— Objective —
Please output every line of the material as it stands, without the pictures.

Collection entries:
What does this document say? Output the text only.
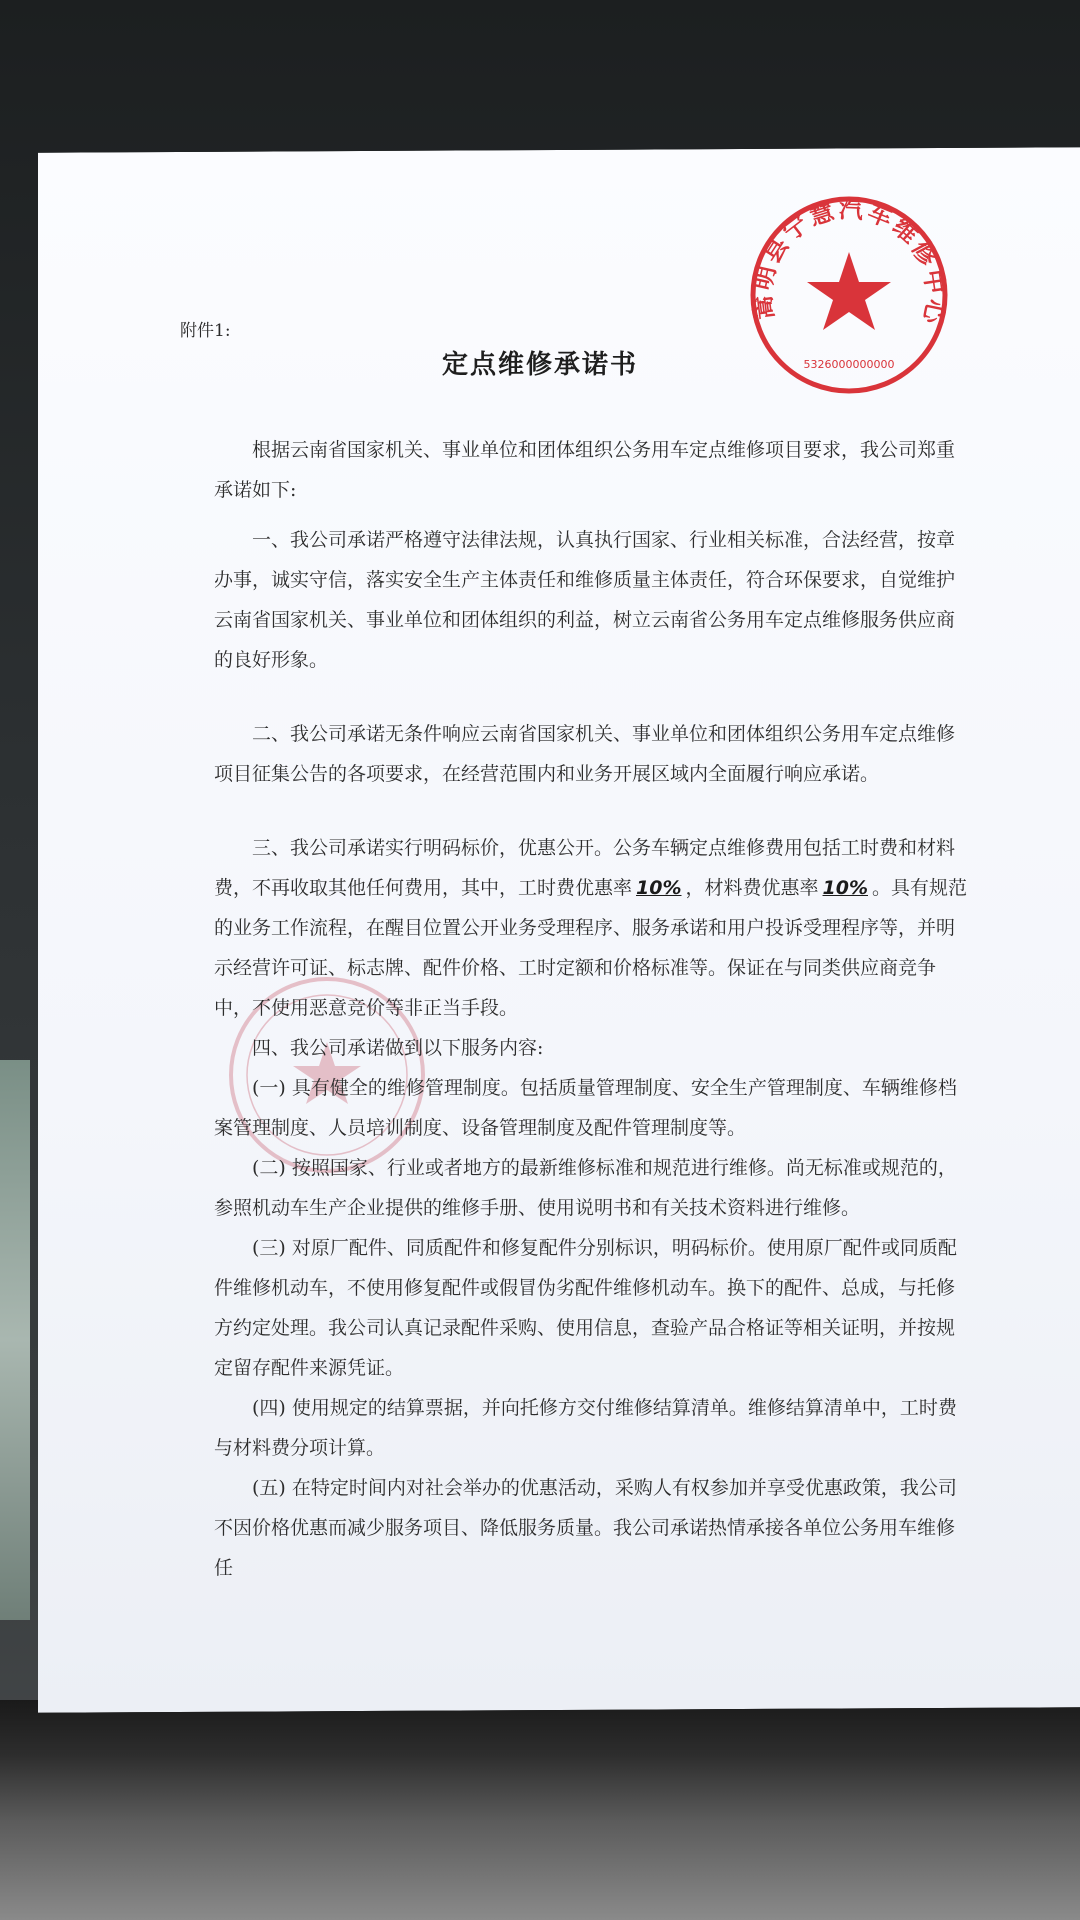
附件1:
定点维修承诺书
嵩明县宁慧汽车维修中心
5326000000000

根据云南省国家机关、事业单位和团体组织公务用车定点维修项目要求，我公司郑重承诺如下:

一、我公司承诺严格遵守法律法规，认真执行国家、行业相关标准，合法经营，按章办事，诚实守信，落实安全生产主体责任和维修质量主体责任，符合环保要求，自觉维护云南省国家机关、事业单位和团体组织的利益，树立云南省公务用车定点维修服务供应商的良好形象。

二、我公司承诺无条件响应云南省国家机关、事业单位和团体组织公务用车定点维修项目征集公告的各项要求，在经营范围内和业务开展区域内全面履行响应承诺。

三、我公司承诺实行明码标价，优惠公开。公务车辆定点维修费用包括工时费和材料费，不再收取其他任何费用，其中，工时费优惠率 10% ，材料费优惠率 10% 。具有规范的业务工作流程，在醒目位置公开业务受理程序、服务承诺和用户投诉受理程序等，并明示经营许可证、标志牌、配件价格、工时定额和价格标准等。保证在与同类供应商竞争中，不使用恶意竞价等非正当手段。

四、我公司承诺做到以下服务内容:

(一) 具有健全的维修管理制度。包括质量管理制度、安全生产管理制度、车辆维修档案管理制度、人员培训制度、设备管理制度及配件管理制度等。

(二) 按照国家、行业或者地方的最新维修标准和规范进行维修。尚无标准或规范的，参照机动车生产企业提供的维修手册、使用说明书和有关技术资料进行维修。

(三) 对原厂配件、同质配件和修复配件分别标识，明码标价。使用原厂配件或同质配件维修机动车，不使用修复配件或假冒伪劣配件维修机动车。换下的配件、总成，与托修方约定处理。我公司认真记录配件采购、使用信息，查验产品合格证等相关证明，并按规定留存配件来源凭证。

(四) 使用规定的结算票据，并向托修方交付维修结算清单。维修结算清单中，工时费与材料费分项计算。

(五) 在特定时间内对社会举办的优惠活动，采购人有权参加并享受优惠政策，我公司不因价格优惠而减少服务项目、降低服务质量。我公司承诺热情承接各单位公务用车维修任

— Answer to this exercise —
What does this document say? Output the text only.
附件1:
定点维修承诺书
嵩明县宁慧汽车维修中心
5326000000000

根据云南省国家机关、事业单位和团体组织公务用车定点维修项目要求，我公司郑重承诺如下:

一、我公司承诺严格遵守法律法规，认真执行国家、行业相关标准，合法经营，按章办事，诚实守信，落实安全生产主体责任和维修质量主体责任，符合环保要求，自觉维护云南省国家机关、事业单位和团体组织的利益，树立云南省公务用车定点维修服务供应商的良好形象。

二、我公司承诺无条件响应云南省国家机关、事业单位和团体组织公务用车定点维修项目征集公告的各项要求，在经营范围内和业务开展区域内全面履行响应承诺。

三、我公司承诺实行明码标价，优惠公开。公务车辆定点维修费用包括工时费和材料费，不再收取其他任何费用，其中，工时费优惠率 10% ，材料费优惠率 10% 。具有规范的业务工作流程，在醒目位置公开业务受理程序、服务承诺和用户投诉受理程序等，并明示经营许可证、标志牌、配件价格、工时定额和价格标准等。保证在与同类供应商竞争中，不使用恶意竞价等非正当手段。

四、我公司承诺做到以下服务内容:

(一) 具有健全的维修管理制度。包括质量管理制度、安全生产管理制度、车辆维修档案管理制度、人员培训制度、设备管理制度及配件管理制度等。

(二) 按照国家、行业或者地方的最新维修标准和规范进行维修。尚无标准或规范的，参照机动车生产企业提供的维修手册、使用说明书和有关技术资料进行维修。

(三) 对原厂配件、同质配件和修复配件分别标识，明码标价。使用原厂配件或同质配件维修机动车，不使用修复配件或假冒伪劣配件维修机动车。换下的配件、总成，与托修方约定处理。我公司认真记录配件采购、使用信息，查验产品合格证等相关证明，并按规定留存配件来源凭证。

(四) 使用规定的结算票据，并向托修方交付维修结算清单。维修结算清单中，工时费与材料费分项计算。

(五) 在特定时间内对社会举办的优惠活动，采购人有权参加并享受优惠政策，我公司不因价格优惠而减少服务项目、降低服务质量。我公司承诺热情承接各单位公务用车维修任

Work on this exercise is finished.